Directions for this task =>
Below is a listing; copy all of it exactly.

Source data =>

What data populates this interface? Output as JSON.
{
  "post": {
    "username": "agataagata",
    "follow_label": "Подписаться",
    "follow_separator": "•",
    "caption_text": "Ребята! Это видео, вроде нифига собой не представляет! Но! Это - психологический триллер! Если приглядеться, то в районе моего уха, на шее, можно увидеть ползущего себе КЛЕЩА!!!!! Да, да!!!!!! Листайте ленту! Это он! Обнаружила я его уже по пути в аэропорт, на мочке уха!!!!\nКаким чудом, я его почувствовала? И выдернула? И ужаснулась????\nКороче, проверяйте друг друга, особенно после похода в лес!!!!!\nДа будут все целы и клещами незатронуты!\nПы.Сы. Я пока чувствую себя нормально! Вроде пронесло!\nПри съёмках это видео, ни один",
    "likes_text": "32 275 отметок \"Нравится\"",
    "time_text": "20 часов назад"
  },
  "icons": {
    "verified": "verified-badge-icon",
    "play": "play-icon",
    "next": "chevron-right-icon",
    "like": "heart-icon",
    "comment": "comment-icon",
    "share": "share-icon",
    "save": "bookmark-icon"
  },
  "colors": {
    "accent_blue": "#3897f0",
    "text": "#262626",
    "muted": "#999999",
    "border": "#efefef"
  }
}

Solution to the problem =>
What data populates this interface? Output as JSON.
{
  "post": {
    "username": "agataagata",
    "follow_label": "Подписаться",
    "follow_separator": "•",
    "caption_text": "Ребята! Это видео, вроде нифига собой не представляет! Но! Это - психологический триллер! Если приглядеться, то в районе моего уха, на шее, можно увидеть ползущего себе КЛЕЩА!!!!! Да, да!!!!!! Листайте ленту! Это он! Обнаружила я его уже по пути в аэропорт, на мочке уха!!!!\nКаким чудом, я его почувствовала? И выдернула? И ужаснулась????\nКороче, проверяйте друг друга, особенно после похода в лес!!!!!\nДа будут все целы и клещами незатронуты!\nПы.Сы. Я пока чувствую себя нормально! Вроде пронесло!\nПри съёмках это видео, ни один",
    "likes_text": "32 275 отметок \"Нравится\"",
    "time_text": "20 часов назад"
  },
  "icons": {
    "verified": "verified-badge-icon",
    "play": "play-icon",
    "next": "chevron-right-icon",
    "like": "heart-icon",
    "comment": "comment-icon",
    "share": "share-icon",
    "save": "bookmark-icon"
  },
  "colors": {
    "accent_blue": "#3897f0",
    "text": "#262626",
    "muted": "#999999",
    "border": "#efefef"
  }
}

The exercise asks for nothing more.